Action item:
Copy out the data word for word, without any of its pictures.

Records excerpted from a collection
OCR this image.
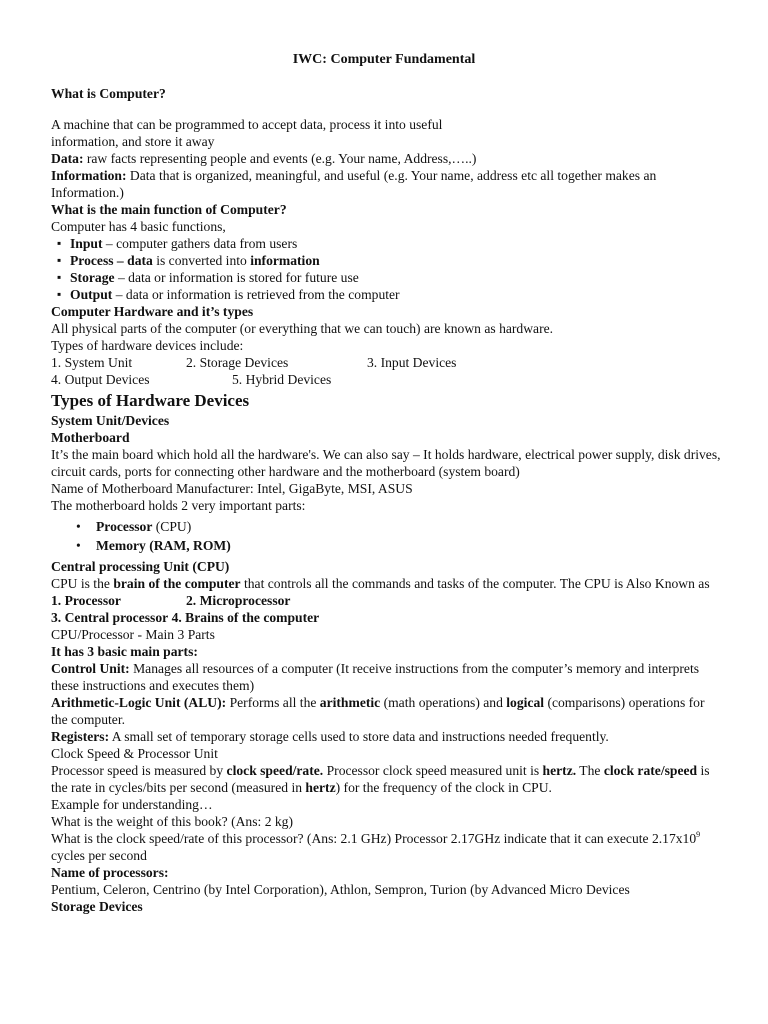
IWC: Computer Fundamental

What is Computer?

A machine that can be programmed to accept data, process it into useful

information, and store it away

Data: raw facts representing people and events (e.g. Your name, Address,…..)

Information: Data that is organized, meaningful, and useful (e.g. Your name, address etc all together makes an Information.)

What is the main function of Computer?

Computer has 4 basic functions,

▪ Input – computer gathers data from users
▪ Process – data is converted into information
▪ Storage – data or information is stored for future use
▪ Output – data or information is retrieved from the computer

Computer Hardware and it’s types

All physical parts of the computer (or everything that we can touch) are known as hardware.

Types of hardware devices include:

1. System Unit	2. Storage Devices	3. Input Devices
4. Output Devices	5. Hybrid Devices

Types of Hardware Devices

System Unit/Devices

Motherboard

It’s the main board which hold all the hardware's. We can also say – It holds hardware, electrical power supply, disk drives, circuit cards, ports for connecting other hardware and the motherboard (system board)

Name of Motherboard Manufacturer: Intel, GigaByte, MSI, ASUS

The motherboard holds 2 very important parts:

• Processor (CPU)
• Memory (RAM, ROM)

Central processing Unit (CPU)

CPU is the brain of the computer that controls all the commands and tasks of the computer. The CPU is Also Known as

1. Processor	2. Microprocessor
3. Central processor
4. Brains of the computer

CPU/Processor - Main 3 Parts

It has 3 basic main parts:

Control Unit: Manages all resources of a computer (It receive instructions from the computer’s memory and interprets these instructions and executes them)

Arithmetic-Logic Unit (ALU): Performs all the arithmetic (math operations) and logical (comparisons) operations for the computer.

Registers: A small set of temporary storage cells used to store data and instructions needed frequently.

Clock Speed & Processor Unit

Processor speed is measured by clock speed/rate. Processor clock speed measured unit is hertz. The clock rate/speed is the rate in cycles/bits per second (measured in hertz) for the frequency of the clock in CPU.

Example for understanding…

What is the weight of this book? (Ans: 2 kg)

What is the clock speed/rate of this processor? (Ans: 2.1 GHz) Processor 2.17GHz indicate that it can execute $2.17x10^9$ cycles per second

Name of processors:

Pentium, Celeron, Centrino (by Intel Corporation), Athlon, Sempron, Turion (by Advanced Micro Devices

Storage Devices
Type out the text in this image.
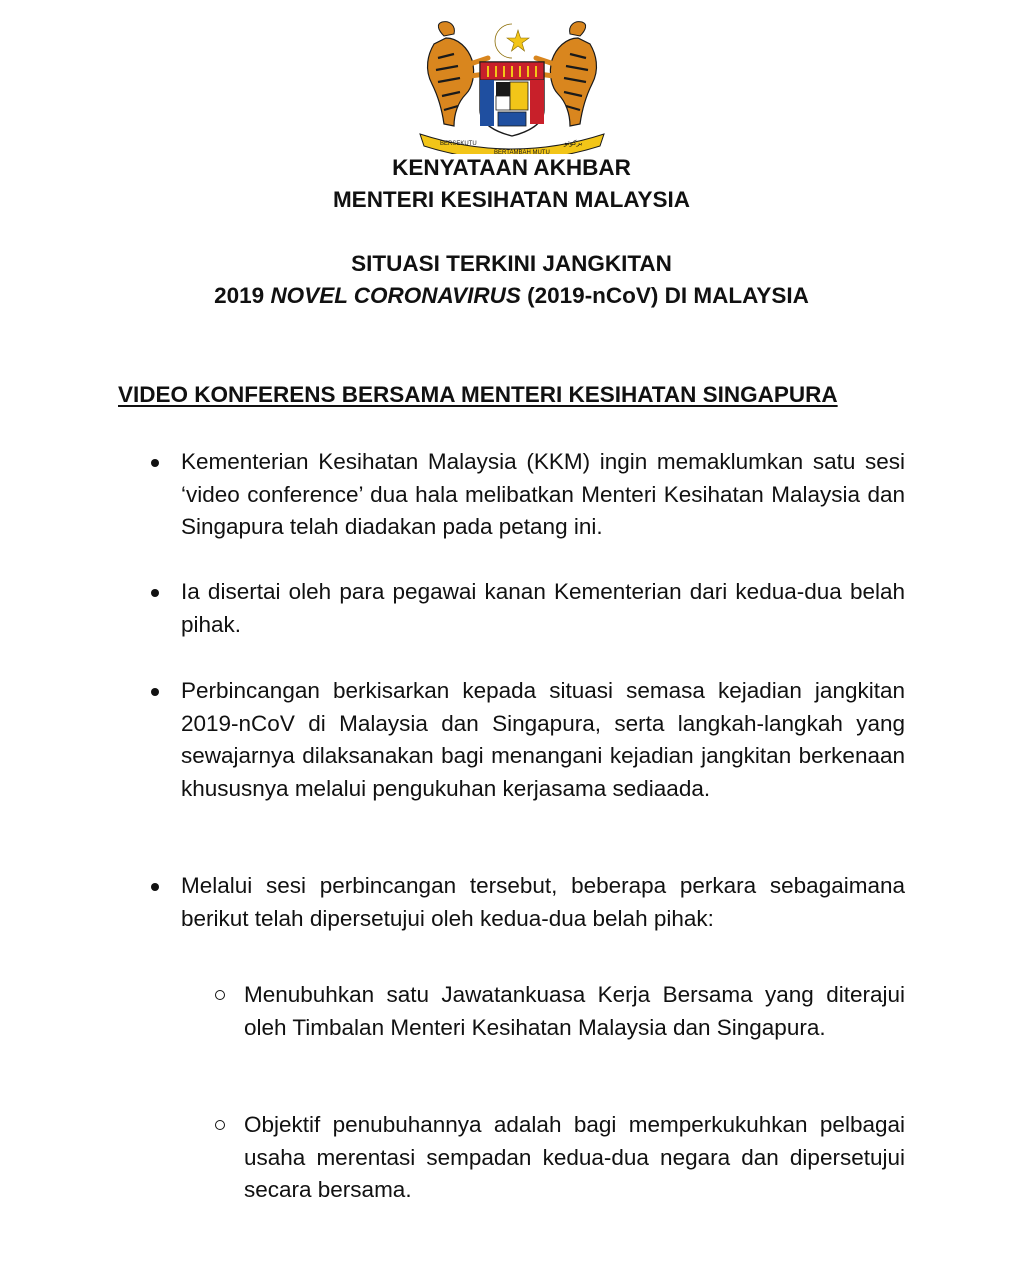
BERSEKUTU
BERTAMBAH MUTU
بركوتو
KENYATAAN AKHBAR
MENTERI KESIHATAN MALAYSIA
SITUASI TERKINI JANGKITAN
2019 NOVEL CORONAVIRUS (2019-nCoV) DI MALAYSIA
VIDEO KONFERENS BERSAMA MENTERI KESIHATAN SINGAPURA
Kementerian Kesihatan Malaysia (KKM) ingin memaklumkan satu sesi ‘video conference’ dua hala melibatkan Menteri Kesihatan Malaysia dan Singapura telah diadakan pada petang ini.
Ia disertai oleh para pegawai kanan Kementerian dari kedua-dua belah pihak.
Perbincangan berkisarkan kepada situasi semasa kejadian jangkitan 2019-nCoV di Malaysia dan Singapura, serta langkah-langkah yang sewajarnya dilaksanakan bagi menangani kejadian jangkitan berkenaan khususnya melalui pengukuhan kerjasama sediaada.
Melalui sesi perbincangan tersebut, beberapa perkara sebagaimana berikut telah dipersetujui oleh kedua-dua belah pihak:
Menubuhkan satu Jawatankuasa Kerja Bersama yang diterajui oleh Timbalan Menteri Kesihatan Malaysia dan Singapura.
Objektif penubuhannya adalah bagi memperkukuhkan pelbagai usaha merentasi sempadan kedua-dua negara dan dipersetujui secara bersama.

Solution:
OCR this image.
IWC: Computer Fundamental

What is Computer?

A machine that can be programmed to accept data, process it into useful

information, and store it away

Data: raw facts representing people and events (e.g. Your name, Address,…..)

Information: Data that is organized, meaningful, and useful (e.g. Your name, address etc all together makes an Information.)

What is the main function of Computer?

Computer has 4 basic functions,

▪ Input – computer gathers data from users
▪ Process – data is converted into information
▪ Storage – data or information is stored for future use
▪ Output – data or information is retrieved from the computer

Computer Hardware and it’s types

All physical parts of the computer (or everything that we can touch) are known as hardware.

Types of hardware devices include:

1. System Unit	2. Storage Devices	3. Input Devices
4. Output Devices	5. Hybrid Devices

Types of Hardware Devices

System Unit/Devices

Motherboard

It’s the main board which hold all the hardware's. We can also say – It holds hardware, electrical power supply, disk drives, circuit cards, ports for connecting other hardware and the motherboard (system board)

Name of Motherboard Manufacturer: Intel, GigaByte, MSI, ASUS

The motherboard holds 2 very important parts:

• Processor (CPU)
• Memory (RAM, ROM)

Central processing Unit (CPU)

CPU is the brain of the computer that controls all the commands and tasks of the computer. The CPU is Also Known as

1. Processor	2. Microprocessor
3. Central processor
4. Brains of the computer

CPU/Processor - Main 3 Parts

It has 3 basic main parts:

Control Unit: Manages all resources of a computer (It receive instructions from the computer’s memory and interprets these instructions and executes them)

Arithmetic-Logic Unit (ALU): Performs all the arithmetic (math operations) and logical (comparisons) operations for the computer.

Registers: A small set of temporary storage cells used to store data and instructions needed frequently.

Clock Speed & Processor Unit

Processor speed is measured by clock speed/rate. Processor clock speed measured unit is hertz. The clock rate/speed is the rate in cycles/bits per second (measured in hertz) for the frequency of the clock in CPU.

Example for understanding…

What is the weight of this book? (Ans: 2 kg)

What is the clock speed/rate of this processor? (Ans: 2.1 GHz) Processor 2.17GHz indicate that it can execute $2.17x10^9$ cycles per second

Name of processors:

Pentium, Celeron, Centrino (by Intel Corporation), Athlon, Sempron, Turion (by Advanced Micro Devices

Storage Devices
Type out the text in this image.
BERSEKUTU
BERTAMBAH MUTU
بركوتو
KENYATAAN AKHBAR
MENTERI KESIHATAN MALAYSIA
SITUASI TERKINI JANGKITAN
2019 NOVEL CORONAVIRUS (2019-nCoV) DI MALAYSIA
VIDEO KONFERENS BERSAMA MENTERI KESIHATAN SINGAPURA
Kementerian Kesihatan Malaysia (KKM) ingin memaklumkan satu sesi ‘video conference’ dua hala melibatkan Menteri Kesihatan Malaysia dan Singapura telah diadakan pada petang ini.
Ia disertai oleh para pegawai kanan Kementerian dari kedua-dua belah pihak.
Perbincangan berkisarkan kepada situasi semasa kejadian jangkitan 2019-nCoV di Malaysia dan Singapura, serta langkah-langkah yang sewajarnya dilaksanakan bagi menangani kejadian jangkitan berkenaan khususnya melalui pengukuhan kerjasama sediaada.
Melalui sesi perbincangan tersebut, beberapa perkara sebagaimana berikut telah dipersetujui oleh kedua-dua belah pihak:
Menubuhkan satu Jawatankuasa Kerja Bersama yang diterajui oleh Timbalan Menteri Kesihatan Malaysia dan Singapura.
Objektif penubuhannya adalah bagi memperkukuhkan pelbagai usaha merentasi sempadan kedua-dua negara dan dipersetujui secara bersama.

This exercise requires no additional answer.